■ Requirement
Show every line that has the string "this" in it.

Dataset entries:
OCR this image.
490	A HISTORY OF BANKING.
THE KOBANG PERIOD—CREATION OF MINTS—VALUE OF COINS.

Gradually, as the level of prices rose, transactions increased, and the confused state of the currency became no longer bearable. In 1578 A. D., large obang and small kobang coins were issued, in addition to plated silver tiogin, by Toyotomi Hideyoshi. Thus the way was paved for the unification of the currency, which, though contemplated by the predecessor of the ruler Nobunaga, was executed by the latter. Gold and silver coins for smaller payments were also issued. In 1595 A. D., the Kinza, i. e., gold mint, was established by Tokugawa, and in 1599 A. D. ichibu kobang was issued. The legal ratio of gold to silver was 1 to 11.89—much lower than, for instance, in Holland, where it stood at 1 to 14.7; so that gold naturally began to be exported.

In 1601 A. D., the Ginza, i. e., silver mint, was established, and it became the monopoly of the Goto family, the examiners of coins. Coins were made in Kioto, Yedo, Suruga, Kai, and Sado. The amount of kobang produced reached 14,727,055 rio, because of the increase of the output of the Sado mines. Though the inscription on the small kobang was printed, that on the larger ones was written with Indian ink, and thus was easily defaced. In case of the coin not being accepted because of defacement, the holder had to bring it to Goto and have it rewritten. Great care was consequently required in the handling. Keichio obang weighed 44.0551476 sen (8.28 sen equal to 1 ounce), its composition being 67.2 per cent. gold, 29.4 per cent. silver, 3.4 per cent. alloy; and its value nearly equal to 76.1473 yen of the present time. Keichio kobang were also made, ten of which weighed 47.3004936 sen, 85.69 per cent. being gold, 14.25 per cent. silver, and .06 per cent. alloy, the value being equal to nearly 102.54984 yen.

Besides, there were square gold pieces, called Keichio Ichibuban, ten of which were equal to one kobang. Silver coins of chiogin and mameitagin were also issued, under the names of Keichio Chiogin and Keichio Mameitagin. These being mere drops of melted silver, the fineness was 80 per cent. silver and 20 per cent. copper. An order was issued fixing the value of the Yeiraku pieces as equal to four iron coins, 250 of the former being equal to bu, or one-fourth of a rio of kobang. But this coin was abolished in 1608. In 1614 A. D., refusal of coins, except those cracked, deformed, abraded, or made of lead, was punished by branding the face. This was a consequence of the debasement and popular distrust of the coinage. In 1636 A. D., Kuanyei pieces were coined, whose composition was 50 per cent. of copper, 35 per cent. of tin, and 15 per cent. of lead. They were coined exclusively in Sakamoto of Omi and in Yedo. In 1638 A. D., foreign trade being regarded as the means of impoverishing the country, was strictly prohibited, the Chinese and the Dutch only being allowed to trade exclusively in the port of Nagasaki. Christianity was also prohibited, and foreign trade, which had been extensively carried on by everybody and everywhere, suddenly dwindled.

■ Solution
OCR this image.
Besides, there were square gold pieces, called Keichio Ichibuban, ten of which were equal to one kobang. Silver coins of chiogin and mameitagin were also issued, under the names of Keichio Chiogin and Keichio Mameitagin. These being mere drops of melted silver, the fineness was 80 per cent. silver and 20 per cent. copper. An order was issued fixing the value of the Yeiraku pieces as equal to four iron coins, 250 of the former being equal to bu, or one-fourth of a rio of kobang. But this coin was abolished in 1608. In 1614 A. D., refusal of coins, except those cracked, deformed, abraded, or made of lead, was punished by branding the face. This was a consequence of the debasement and popular distrust of the coinage. In 1636 A. D., Kuanyei pieces were coined, whose composition was 50 per cent. of copper, 35 per cent. of tin, and 15 per cent. of lead. They were coined exclusively in Sakamoto of Omi and in Yedo. In 1638 A. D., foreign trade being regarded as the means of impoverishing the country, was strictly prohibited, the Chinese and the Dutch only being allowed to trade exclusively in the port of Nagasaki. Christianity was also prohibited, and foreign trade, which had been extensively carried on by everybody and everywhere, suddenly dwindled.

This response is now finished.